## Begin Reading text

Last year my boat developed a electrical problem and I need some advice where to look to what might be the problem. I have a 93 Striper IO. The problem is that when I turn on the nav lights or blower or any other current draw my gauges ( temp, oil pressure, fuel,) increase slightly and stay there until the switch is turned off and also my Voltage gauge drops. On a side note, last year I had to replace the temp gauge and I used a original equipment type. But when I replaced the gauge I cracked the plastic dash panel so I machined one out of aluminum. I also replace all the switches with new ones. Could the aluminum panel be the problem or do you think it is a ground issue. There were a lot of wires to reinstall but I carefully labeled each wire so I think I didn't go wrong there. But there is always that possibility. What do you think?

 

Thanks, High Bidder

Posted

Just a guess.

 

The aluminum panel is the problem and is sending current.

Isolate each gauge and switch installed into the aluminum panel with a gasket of rubber, etc. to be sure the panel itself is not transmitting from one gauge to others through the panel. Don't forget the screws holding the gauge/switch to the panel.

## End Reading text
## Begin Information shown

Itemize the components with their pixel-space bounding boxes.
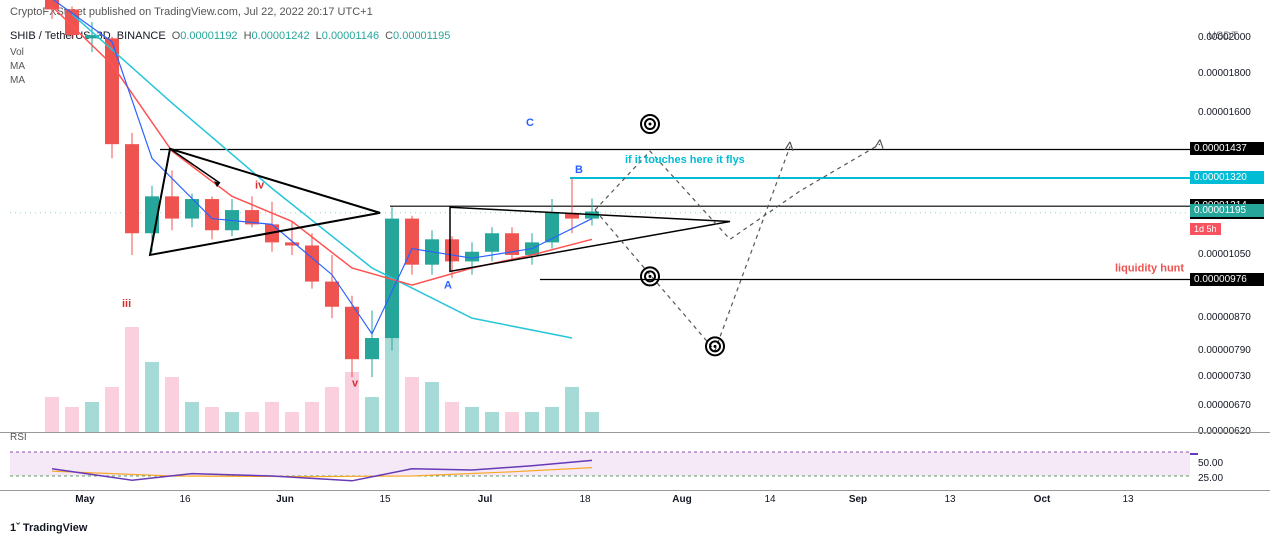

## End Information shown

● **Task instructions**
a - From the post about the boat's electrical problem, return the passage between "Last year my" and "do you think?", inclusive.
b - In the post about the boat's electrical problem, what material was the replacement dash panel machined from?

● **Answers for this exercise**
a -
Last year my boat developed a electrical problem and I need some advice where to look to what might be the problem. I have a 93 Striper IO. The problem is that when I turn on the nav lights or blower or any other current draw my gauges ( temp, oil pressure, fuel,) increase slightly and stay there until the switch is turned off and also my Voltage gauge drops. On a side note, last year I had to replace the temp gauge and I used a original equipment type. But when I replaced the gauge I cracked the plastic dash panel so I machined one out of aluminum. I also replace all the switches with new ones. Could the aluminum panel be the problem or do you think it is a ground issue. There were a lot of wires to reinstall but I carefully labeled each wire so I think I didn't go wrong there. But there is always that possibility. What do you think?

b - Aluminum.